What is being asked: Please transcribe the data below exactly. Leave the pictures out.

[START]

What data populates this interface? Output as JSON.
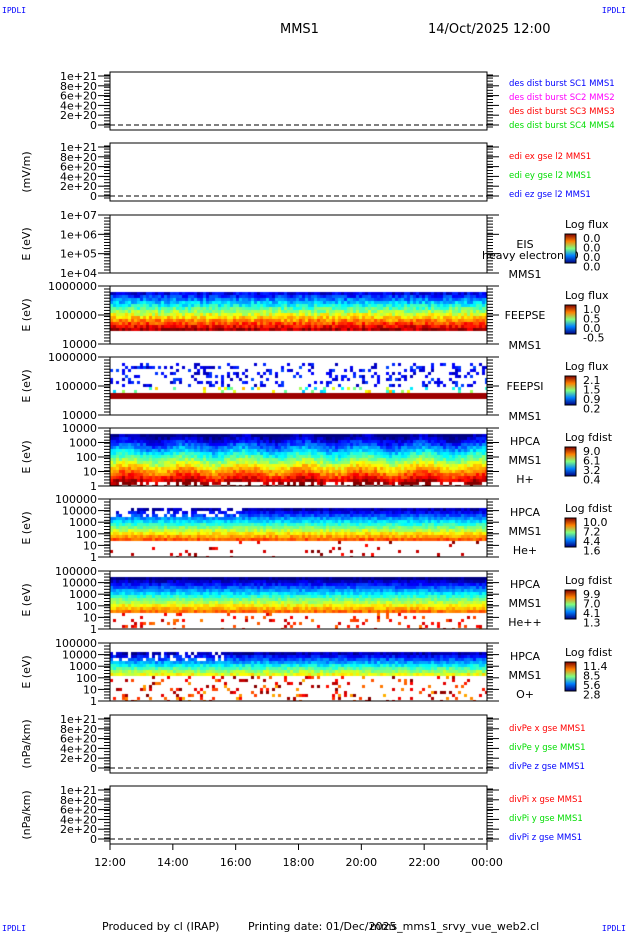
{
  "corners": {
    "tl": "IPDLI",
    "tr": "IPDLI",
    "bl": "IPDLI",
    "br": "IPDLI"
  },
  "header": {
    "spacecraft": "MMS1",
    "datetime": "14/Oct/2025 12:00"
  },
  "footer": {
    "produced": "Produced by cl (IRAP)",
    "printing": "Printing date: 01/Dec/2025",
    "script": "mms_mms1_srvy_vue_web2.cl"
  },
  "colors": {
    "blue": "#0000ff",
    "magenta": "#ff00ff",
    "red": "#ff0000",
    "green": "#00dd00"
  },
  "chart_data": {
    "type": "heatmap",
    "x_ticks": [
      "12:00",
      "14:00",
      "16:00",
      "18:00",
      "20:00",
      "22:00",
      "00:00"
    ],
    "panels": [
      {
        "type": "line",
        "ylabel": "",
        "yticks": [
          "1e+21",
          "8e+20",
          "6e+20",
          "4e+20",
          "2e+20",
          "0"
        ],
        "ylim": [
          0,
          1e+21
        ],
        "legend": [
          {
            "text": "des dist burst SC1 MMS1",
            "color": "#0000ff"
          },
          {
            "text": "des dist burst SC2 MMS2",
            "color": "#ff00ff"
          },
          {
            "text": "des dist burst SC3 MMS3",
            "color": "#ff0000"
          },
          {
            "text": "des dist burst SC4 MMS4",
            "color": "#00dd00"
          }
        ]
      },
      {
        "type": "line",
        "ylabel": "(mV/m)",
        "yticks": [
          "1e+21",
          "8e+20",
          "6e+20",
          "4e+20",
          "2e+20",
          "0"
        ],
        "ylim": [
          0,
          1e+21
        ],
        "legend": [
          {
            "text": "edi ex gse l2 MMS1",
            "color": "#ff0000"
          },
          {
            "text": "edi ey gse l2 MMS1",
            "color": "#00dd00"
          },
          {
            "text": "edi ez gse l2 MMS1",
            "color": "#0000ff"
          }
        ]
      },
      {
        "type": "heatmap",
        "ylabel": "E (eV)",
        "yticks": [
          "1e+07",
          "1e+06",
          "1e+05",
          "1e+04"
        ],
        "instrument": "EIS",
        "extra": "heavy electron t0",
        "sc": "MMS1",
        "species": "",
        "cbar_title": "Log flux",
        "cbar": [
          "0.0",
          "0.0",
          "0.0",
          "0.0"
        ]
      },
      {
        "type": "heatmap",
        "ylabel": "E (eV)",
        "yticks": [
          "1000000",
          "100000",
          "10000"
        ],
        "instrument": "FEEPSE",
        "sc": "MMS1",
        "species": "",
        "cbar_title": "Log flux",
        "cbar": [
          "1.0",
          "0.5",
          "0.0",
          "-0.5"
        ]
      },
      {
        "type": "heatmap",
        "ylabel": "E (eV)",
        "yticks": [
          "1000000",
          "100000",
          "10000"
        ],
        "instrument": "FEEPSI",
        "sc": "MMS1",
        "species": "",
        "cbar_title": "Log flux",
        "cbar": [
          "2.1",
          "1.5",
          "0.9",
          "0.2"
        ]
      },
      {
        "type": "heatmap",
        "ylabel": "E (eV)",
        "yticks": [
          "10000",
          "1000",
          "100",
          "10",
          "1"
        ],
        "instrument": "HPCA",
        "sc": "MMS1",
        "species": "H+",
        "cbar_title": "Log fdist",
        "cbar": [
          "9.0",
          "6.1",
          "3.2",
          "0.4"
        ]
      },
      {
        "type": "heatmap",
        "ylabel": "E (eV)",
        "yticks": [
          "100000",
          "10000",
          "1000",
          "100",
          "10",
          "1"
        ],
        "instrument": "HPCA",
        "sc": "MMS1",
        "species": "He+",
        "cbar_title": "Log fdist",
        "cbar": [
          "10.0",
          "7.2",
          "4.4",
          "1.6"
        ]
      },
      {
        "type": "heatmap",
        "ylabel": "E (eV)",
        "yticks": [
          "100000",
          "10000",
          "1000",
          "100",
          "10",
          "1"
        ],
        "instrument": "HPCA",
        "sc": "MMS1",
        "species": "He++",
        "cbar_title": "Log fdist",
        "cbar": [
          "9.9",
          "7.0",
          "4.1",
          "1.3"
        ]
      },
      {
        "type": "heatmap",
        "ylabel": "E (eV)",
        "yticks": [
          "100000",
          "10000",
          "1000",
          "100",
          "10",
          "1"
        ],
        "instrument": "HPCA",
        "sc": "MMS1",
        "species": "O+",
        "cbar_title": "Log fdist",
        "cbar": [
          "11.4",
          "8.5",
          "5.6",
          "2.8"
        ]
      },
      {
        "type": "line",
        "ylabel": "(nPa/km)",
        "yticks": [
          "1e+21",
          "8e+20",
          "6e+20",
          "4e+20",
          "2e+20",
          "0"
        ],
        "ylim": [
          0,
          1e+21
        ],
        "legend": [
          {
            "text": "divPe x gse MMS1",
            "color": "#ff0000"
          },
          {
            "text": "divPe y gse MMS1",
            "color": "#00dd00"
          },
          {
            "text": "divPe z gse MMS1",
            "color": "#0000ff"
          }
        ]
      },
      {
        "type": "line",
        "ylabel": "(nPa/km)",
        "yticks": [
          "1e+21",
          "8e+20",
          "6e+20",
          "4e+20",
          "2e+20",
          "0"
        ],
        "ylim": [
          0,
          1e+21
        ],
        "legend": [
          {
            "text": "divPi x gse MMS1",
            "color": "#ff0000"
          },
          {
            "text": "divPi y gse MMS1",
            "color": "#00dd00"
          },
          {
            "text": "divPi z gse MMS1",
            "color": "#0000ff"
          }
        ]
      }
    ]
  }
}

[END]

Reply to the exercise:
What data populates this interface? Output as JSON.
{
  "corners": {
    "tl": "IPDLI",
    "tr": "IPDLI",
    "bl": "IPDLI",
    "br": "IPDLI"
  },
  "header": {
    "spacecraft": "MMS1",
    "datetime": "14/Oct/2025 12:00"
  },
  "footer": {
    "produced": "Produced by cl (IRAP)",
    "printing": "Printing date: 01/Dec/2025",
    "script": "mms_mms1_srvy_vue_web2.cl"
  },
  "colors": {
    "blue": "#0000ff",
    "magenta": "#ff00ff",
    "red": "#ff0000",
    "green": "#00dd00"
  },
  "chart_data": {
    "type": "heatmap",
    "x_ticks": [
      "12:00",
      "14:00",
      "16:00",
      "18:00",
      "20:00",
      "22:00",
      "00:00"
    ],
    "panels": [
      {
        "type": "line",
        "ylabel": "",
        "yticks": [
          "1e+21",
          "8e+20",
          "6e+20",
          "4e+20",
          "2e+20",
          "0"
        ],
        "ylim": [
          0,
          1e+21
        ],
        "legend": [
          {
            "text": "des dist burst SC1 MMS1",
            "color": "#0000ff"
          },
          {
            "text": "des dist burst SC2 MMS2",
            "color": "#ff00ff"
          },
          {
            "text": "des dist burst SC3 MMS3",
            "color": "#ff0000"
          },
          {
            "text": "des dist burst SC4 MMS4",
            "color": "#00dd00"
          }
        ]
      },
      {
        "type": "line",
        "ylabel": "(mV/m)",
        "yticks": [
          "1e+21",
          "8e+20",
          "6e+20",
          "4e+20",
          "2e+20",
          "0"
        ],
        "ylim": [
          0,
          1e+21
        ],
        "legend": [
          {
            "text": "edi ex gse l2 MMS1",
            "color": "#ff0000"
          },
          {
            "text": "edi ey gse l2 MMS1",
            "color": "#00dd00"
          },
          {
            "text": "edi ez gse l2 MMS1",
            "color": "#0000ff"
          }
        ]
      },
      {
        "type": "heatmap",
        "ylabel": "E (eV)",
        "yticks": [
          "1e+07",
          "1e+06",
          "1e+05",
          "1e+04"
        ],
        "instrument": "EIS",
        "extra": "heavy electron t0",
        "sc": "MMS1",
        "species": "",
        "cbar_title": "Log flux",
        "cbar": [
          "0.0",
          "0.0",
          "0.0",
          "0.0"
        ]
      },
      {
        "type": "heatmap",
        "ylabel": "E (eV)",
        "yticks": [
          "1000000",
          "100000",
          "10000"
        ],
        "instrument": "FEEPSE",
        "sc": "MMS1",
        "species": "",
        "cbar_title": "Log flux",
        "cbar": [
          "1.0",
          "0.5",
          "0.0",
          "-0.5"
        ]
      },
      {
        "type": "heatmap",
        "ylabel": "E (eV)",
        "yticks": [
          "1000000",
          "100000",
          "10000"
        ],
        "instrument": "FEEPSI",
        "sc": "MMS1",
        "species": "",
        "cbar_title": "Log flux",
        "cbar": [
          "2.1",
          "1.5",
          "0.9",
          "0.2"
        ]
      },
      {
        "type": "heatmap",
        "ylabel": "E (eV)",
        "yticks": [
          "10000",
          "1000",
          "100",
          "10",
          "1"
        ],
        "instrument": "HPCA",
        "sc": "MMS1",
        "species": "H+",
        "cbar_title": "Log fdist",
        "cbar": [
          "9.0",
          "6.1",
          "3.2",
          "0.4"
        ]
      },
      {
        "type": "heatmap",
        "ylabel": "E (eV)",
        "yticks": [
          "100000",
          "10000",
          "1000",
          "100",
          "10",
          "1"
        ],
        "instrument": "HPCA",
        "sc": "MMS1",
        "species": "He+",
        "cbar_title": "Log fdist",
        "cbar": [
          "10.0",
          "7.2",
          "4.4",
          "1.6"
        ]
      },
      {
        "type": "heatmap",
        "ylabel": "E (eV)",
        "yticks": [
          "100000",
          "10000",
          "1000",
          "100",
          "10",
          "1"
        ],
        "instrument": "HPCA",
        "sc": "MMS1",
        "species": "He++",
        "cbar_title": "Log fdist",
        "cbar": [
          "9.9",
          "7.0",
          "4.1",
          "1.3"
        ]
      },
      {
        "type": "heatmap",
        "ylabel": "E (eV)",
        "yticks": [
          "100000",
          "10000",
          "1000",
          "100",
          "10",
          "1"
        ],
        "instrument": "HPCA",
        "sc": "MMS1",
        "species": "O+",
        "cbar_title": "Log fdist",
        "cbar": [
          "11.4",
          "8.5",
          "5.6",
          "2.8"
        ]
      },
      {
        "type": "line",
        "ylabel": "(nPa/km)",
        "yticks": [
          "1e+21",
          "8e+20",
          "6e+20",
          "4e+20",
          "2e+20",
          "0"
        ],
        "ylim": [
          0,
          1e+21
        ],
        "legend": [
          {
            "text": "divPe x gse MMS1",
            "color": "#ff0000"
          },
          {
            "text": "divPe y gse MMS1",
            "color": "#00dd00"
          },
          {
            "text": "divPe z gse MMS1",
            "color": "#0000ff"
          }
        ]
      },
      {
        "type": "line",
        "ylabel": "(nPa/km)",
        "yticks": [
          "1e+21",
          "8e+20",
          "6e+20",
          "4e+20",
          "2e+20",
          "0"
        ],
        "ylim": [
          0,
          1e+21
        ],
        "legend": [
          {
            "text": "divPi x gse MMS1",
            "color": "#ff0000"
          },
          {
            "text": "divPi y gse MMS1",
            "color": "#00dd00"
          },
          {
            "text": "divPi z gse MMS1",
            "color": "#0000ff"
          }
        ]
      }
    ]
  }
}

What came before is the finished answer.